Information provided:
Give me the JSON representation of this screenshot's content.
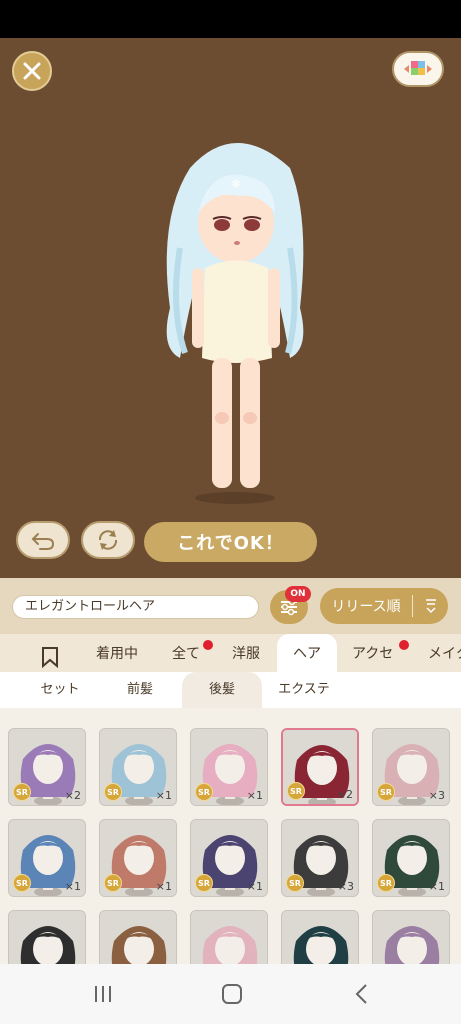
{
  "stage": {
    "close_icon": "close-icon",
    "palette_icon": "palette-icon",
    "undo_icon": "undo-icon",
    "rotate_icon": "rotate-icon",
    "ok_label": "これでOK！"
  },
  "filter": {
    "name_value": "エレガントロールヘア",
    "filter_badge": "ON",
    "sort_label": "リリース順"
  },
  "tabs": [
    {
      "label": "着用中"
    },
    {
      "label": "全て"
    },
    {
      "label": "洋服"
    },
    {
      "label": "ヘア"
    },
    {
      "label": "アクセ"
    },
    {
      "label": "メイク"
    }
  ],
  "subtabs": [
    {
      "label": "セット"
    },
    {
      "label": "前髪"
    },
    {
      "label": "後髪"
    },
    {
      "label": "エクステ"
    }
  ],
  "items": [
    {
      "rarity": "SR",
      "count": "×2",
      "hair": "#9a7bb8"
    },
    {
      "rarity": "SR",
      "count": "×1",
      "hair": "#9fc3d6"
    },
    {
      "rarity": "SR",
      "count": "×1",
      "hair": "#e6aec0"
    },
    {
      "rarity": "SR",
      "count": "×2",
      "hair": "#8a2634"
    },
    {
      "rarity": "SR",
      "count": "×3",
      "hair": "#d9b0b4"
    },
    {
      "rarity": "SR",
      "count": "×1",
      "hair": "#5b84b7"
    },
    {
      "rarity": "SR",
      "count": "×1",
      "hair": "#c07a6a"
    },
    {
      "rarity": "SR",
      "count": "×1",
      "hair": "#4c4470"
    },
    {
      "rarity": "SR",
      "count": "×3",
      "hair": "#3c3c3c"
    },
    {
      "rarity": "SR",
      "count": "×1",
      "hair": "#2f4a3a"
    },
    {
      "rarity": "",
      "count": "",
      "hair": "#2e2e2e"
    },
    {
      "rarity": "",
      "count": "",
      "hair": "#8a6040"
    },
    {
      "rarity": "",
      "count": "",
      "hair": "#e2b2bd"
    },
    {
      "rarity": "",
      "count": "",
      "hair": "#1f3f45"
    },
    {
      "rarity": "",
      "count": "",
      "hair": "#9b7fa3"
    }
  ],
  "colors": {
    "stage_bg": "#6d4d32",
    "accent_gold": "#c8a35a",
    "selected_border": "#e07a8e",
    "badge_red": "#e0303a"
  }
}
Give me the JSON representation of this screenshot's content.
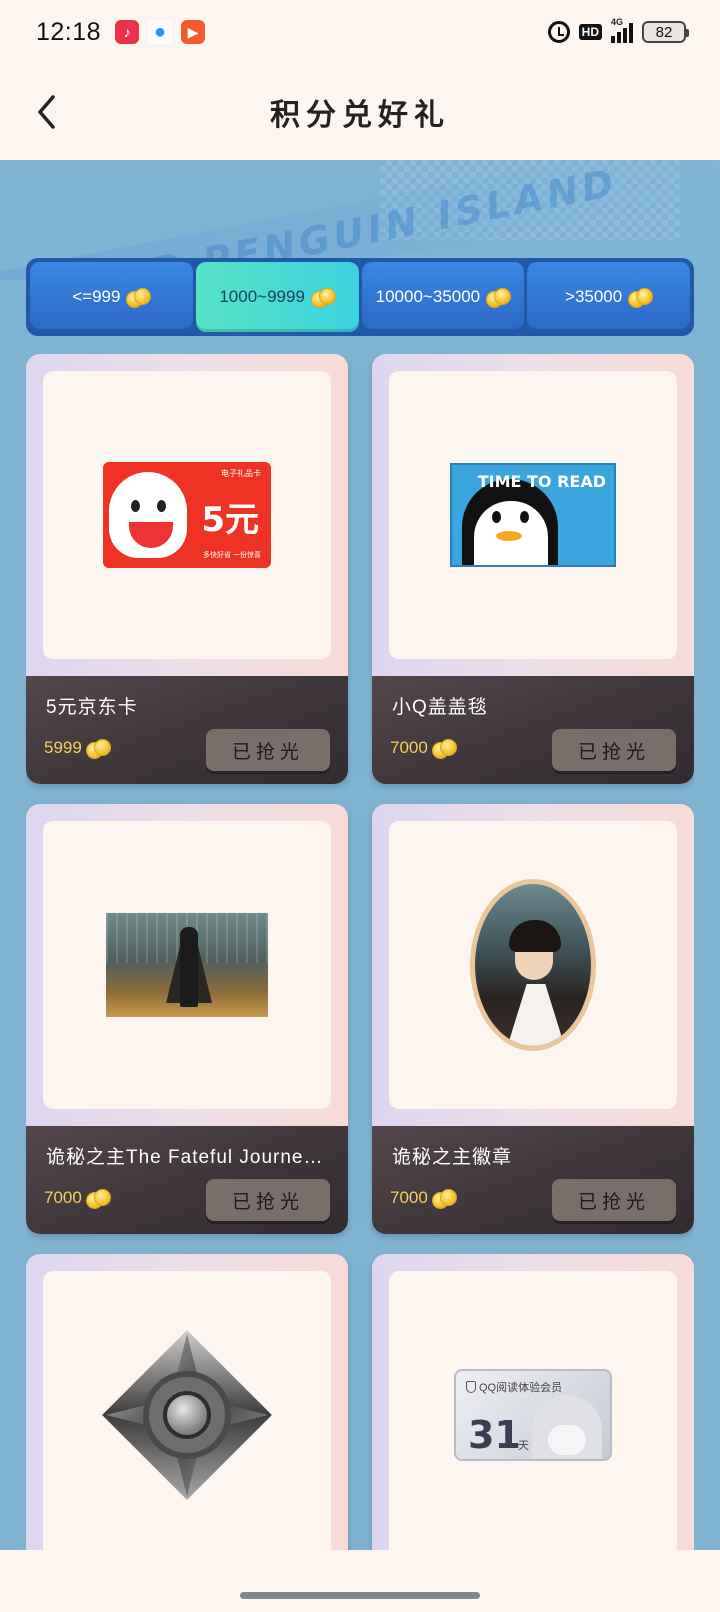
{
  "status_bar": {
    "time": "12:18",
    "hd": "HD",
    "network": "4G",
    "battery": "82"
  },
  "header": {
    "title": "积分兑好礼"
  },
  "banner": {
    "text": "ISLAND PENGUIN ISLAND"
  },
  "tabs": [
    {
      "label": "<=999",
      "active": false
    },
    {
      "label": "1000~9999",
      "active": true
    },
    {
      "label": "10000~35000",
      "active": false
    },
    {
      "label": ">35000",
      "active": false
    }
  ],
  "products": [
    {
      "name": "5元京东卡",
      "price": "5999",
      "status": "已抢光",
      "image_text": "5元",
      "image_small": "电子礼品卡",
      "image_small2": "多快好省 一份惊喜"
    },
    {
      "name": "小Q盖盖毯",
      "price": "7000",
      "status": "已抢光",
      "image_text": "TIME TO READ"
    },
    {
      "name": "诡秘之主The Fateful Journey ...",
      "price": "7000",
      "status": "已抢光"
    },
    {
      "name": "诡秘之主徽章",
      "price": "7000",
      "status": "已抢光"
    },
    {
      "name": "",
      "price": "",
      "status": ""
    },
    {
      "name": "",
      "price": "",
      "status": "",
      "image_label": "QQ阅读体验会员",
      "image_num": "31",
      "image_unit": "天"
    }
  ]
}
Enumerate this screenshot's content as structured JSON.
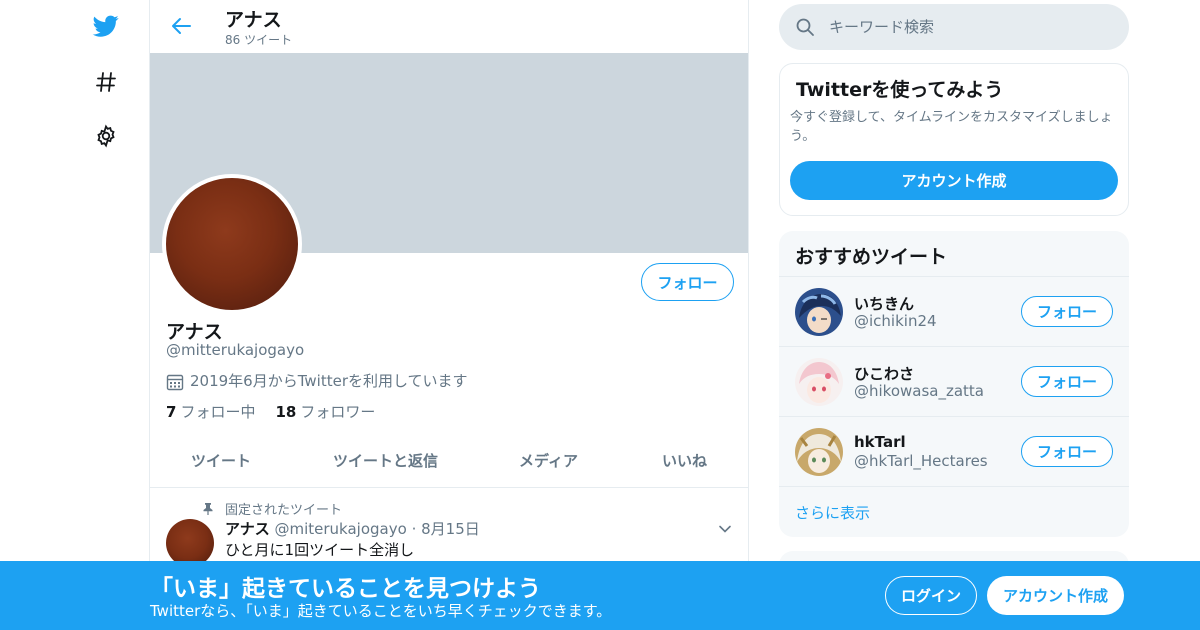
{
  "colors": {
    "accent": "#1da1f2",
    "banner": "#ccd6dd",
    "muted": "#657786",
    "text": "#14171a"
  },
  "nav": {
    "icons": [
      "twitter-bird-icon",
      "hashtag-icon",
      "gear-icon"
    ]
  },
  "header": {
    "title": "アナス",
    "tweet_count": "86 ツイート"
  },
  "profile": {
    "follow_label": "フォロー",
    "name": "アナス",
    "handle": "@mitterukajogayo",
    "joined": "2019年6月からTwitterを利用しています",
    "following_count": "7",
    "following_label": "フォロー中",
    "followers_count": "18",
    "followers_label": "フォロワー"
  },
  "tabs": [
    "ツイート",
    "ツイートと返信",
    "メディア",
    "いいね"
  ],
  "pinned_tweet": {
    "pinned_label": "固定されたツイート",
    "author": "アナス",
    "handle": "@miterukajogayo",
    "date": "8月15日",
    "text": "ひと月に1回ツイート全消し"
  },
  "search": {
    "placeholder": "キーワード検索"
  },
  "signup_card": {
    "title": "Twitterを使ってみよう",
    "description": "今すぐ登録して、タイムラインをカスタマイズしましょう。",
    "button": "アカウント作成"
  },
  "recommended": {
    "title": "おすすめツイート",
    "users": [
      {
        "name": "いちきん",
        "handle": "@ichikin24",
        "follow": "フォロー"
      },
      {
        "name": "ひこわさ",
        "handle": "@hikowasa_zatta",
        "follow": "フォロー"
      },
      {
        "name": "hkTarl",
        "handle": "@hkTarl_Hectares",
        "follow": "フォロー"
      }
    ],
    "more": "さらに表示"
  },
  "bottom_bar": {
    "title": "「いま」起きていることを見つけよう",
    "subtitle": "Twitterなら、「いま」起きていることをいち早くチェックできます。",
    "login": "ログイン",
    "signup": "アカウント作成"
  }
}
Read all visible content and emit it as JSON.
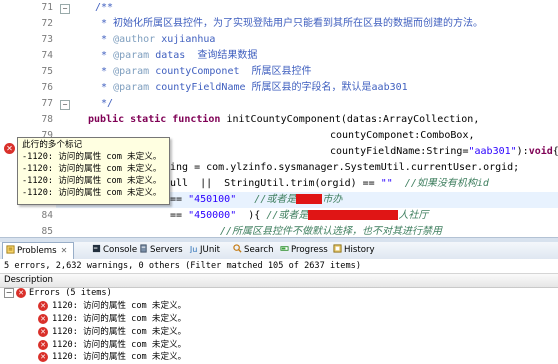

Aim of the task: Replicate the material above verbatim; images stay out of the copy.

Exercise answer:
Give me the JSON representation of this screenshot's content.
{
  "stage": {
    "close_icon": "close-icon",
    "palette_icon": "palette-icon",
    "undo_icon": "undo-icon",
    "rotate_icon": "rotate-icon",
    "ok_label": "これでOK！"
  },
  "filter": {
    "name_value": "エレガントロールヘア",
    "filter_badge": "ON",
    "sort_label": "リリース順"
  },
  "tabs": [
    {
      "label": "着用中"
    },
    {
      "label": "全て"
    },
    {
      "label": "洋服"
    },
    {
      "label": "ヘア"
    },
    {
      "label": "アクセ"
    },
    {
      "label": "メイク"
    }
  ],
  "subtabs": [
    {
      "label": "セット"
    },
    {
      "label": "前髪"
    },
    {
      "label": "後髪"
    },
    {
      "label": "エクステ"
    }
  ],
  "items": [
    {
      "rarity": "SR",
      "count": "×2",
      "hair": "#9a7bb8"
    },
    {
      "rarity": "SR",
      "count": "×1",
      "hair": "#9fc3d6"
    },
    {
      "rarity": "SR",
      "count": "×1",
      "hair": "#e6aec0"
    },
    {
      "rarity": "SR",
      "count": "×2",
      "hair": "#8a2634"
    },
    {
      "rarity": "SR",
      "count": "×3",
      "hair": "#d9b0b4"
    },
    {
      "rarity": "SR",
      "count": "×1",
      "hair": "#5b84b7"
    },
    {
      "rarity": "SR",
      "count": "×1",
      "hair": "#c07a6a"
    },
    {
      "rarity": "SR",
      "count": "×1",
      "hair": "#4c4470"
    },
    {
      "rarity": "SR",
      "count": "×3",
      "hair": "#3c3c3c"
    },
    {
      "rarity": "SR",
      "count": "×1",
      "hair": "#2f4a3a"
    },
    {
      "rarity": "",
      "count": "",
      "hair": "#2e2e2e"
    },
    {
      "rarity": "",
      "count": "",
      "hair": "#8a6040"
    },
    {
      "rarity": "",
      "count": "",
      "hair": "#e2b2bd"
    },
    {
      "rarity": "",
      "count": "",
      "hair": "#1f3f45"
    },
    {
      "rarity": "",
      "count": "",
      "hair": "#9b7fa3"
    }
  ],
  "colors": {
    "stage_bg": "#6d4d32",
    "accent_gold": "#c8a35a",
    "selected_border": "#e07a8e",
    "badge_red": "#e0303a"
  }
}
Give me the JSON representation of this screenshot's content.
{
  "status_bar": {
    "time": "12:18",
    "hd": "HD",
    "network": "4G",
    "battery": "82"
  },
  "header": {
    "title": "积分兑好礼"
  },
  "banner": {
    "text": "ISLAND PENGUIN ISLAND"
  },
  "tabs": [
    {
      "label": "<=999",
      "active": false
    },
    {
      "label": "1000~9999",
      "active": true
    },
    {
      "label": "10000~35000",
      "active": false
    },
    {
      "label": ">35000",
      "active": false
    }
  ],
  "products": [
    {
      "name": "5元京东卡",
      "price": "5999",
      "status": "已抢光",
      "image_text": "5元",
      "image_small": "电子礼品卡",
      "image_small2": "多快好省 一份惊喜"
    },
    {
      "name": "小Q盖盖毯",
      "price": "7000",
      "status": "已抢光",
      "image_text": "TIME TO READ"
    },
    {
      "name": "诡秘之主The Fateful Journey ...",
      "price": "7000",
      "status": "已抢光"
    },
    {
      "name": "诡秘之主徽章",
      "price": "7000",
      "status": "已抢光"
    },
    {
      "name": "",
      "price": "",
      "status": ""
    },
    {
      "name": "",
      "price": "",
      "status": "",
      "image_label": "QQ阅读体验会员",
      "image_num": "31",
      "image_unit": "天"
    }
  ]
}
Enumerate this screenshot's content as structured JSON.
{
  "colors": {
    "accent": "#1da1f2",
    "banner": "#ccd6dd",
    "muted": "#657786",
    "text": "#14171a"
  },
  "nav": {
    "icons": [
      "twitter-bird-icon",
      "hashtag-icon",
      "gear-icon"
    ]
  },
  "header": {
    "title": "アナス",
    "tweet_count": "86 ツイート"
  },
  "profile": {
    "follow_label": "フォロー",
    "name": "アナス",
    "handle": "@mitterukajogayo",
    "joined": "2019年6月からTwitterを利用しています",
    "following_count": "7",
    "following_label": "フォロー中",
    "followers_count": "18",
    "followers_label": "フォロワー"
  },
  "tabs": [
    "ツイート",
    "ツイートと返信",
    "メディア",
    "いいね"
  ],
  "pinned_tweet": {
    "pinned_label": "固定されたツイート",
    "author": "アナス",
    "handle": "@miterukajogayo",
    "date": "8月15日",
    "text": "ひと月に1回ツイート全消し"
  },
  "search": {
    "placeholder": "キーワード検索"
  },
  "signup_card": {
    "title": "Twitterを使ってみよう",
    "description": "今すぐ登録して、タイムラインをカスタマイズしましょう。",
    "button": "アカウント作成"
  },
  "recommended": {
    "title": "おすすめツイート",
    "users": [
      {
        "name": "いちきん",
        "handle": "@ichikin24",
        "follow": "フォロー"
      },
      {
        "name": "ひこわさ",
        "handle": "@hikowasa_zatta",
        "follow": "フォロー"
      },
      {
        "name": "hkTarl",
        "handle": "@hkTarl_Hectares",
        "follow": "フォロー"
      }
    ],
    "more": "さらに表示"
  },
  "bottom_bar": {
    "title": "「いま」起きていることを見つけよう",
    "subtitle": "Twitterなら、「いま」起きていることをいち早くチェックできます。",
    "login": "ログイン",
    "signup": "アカウント作成"
  }
}
Read all visible content and emit it as JSON.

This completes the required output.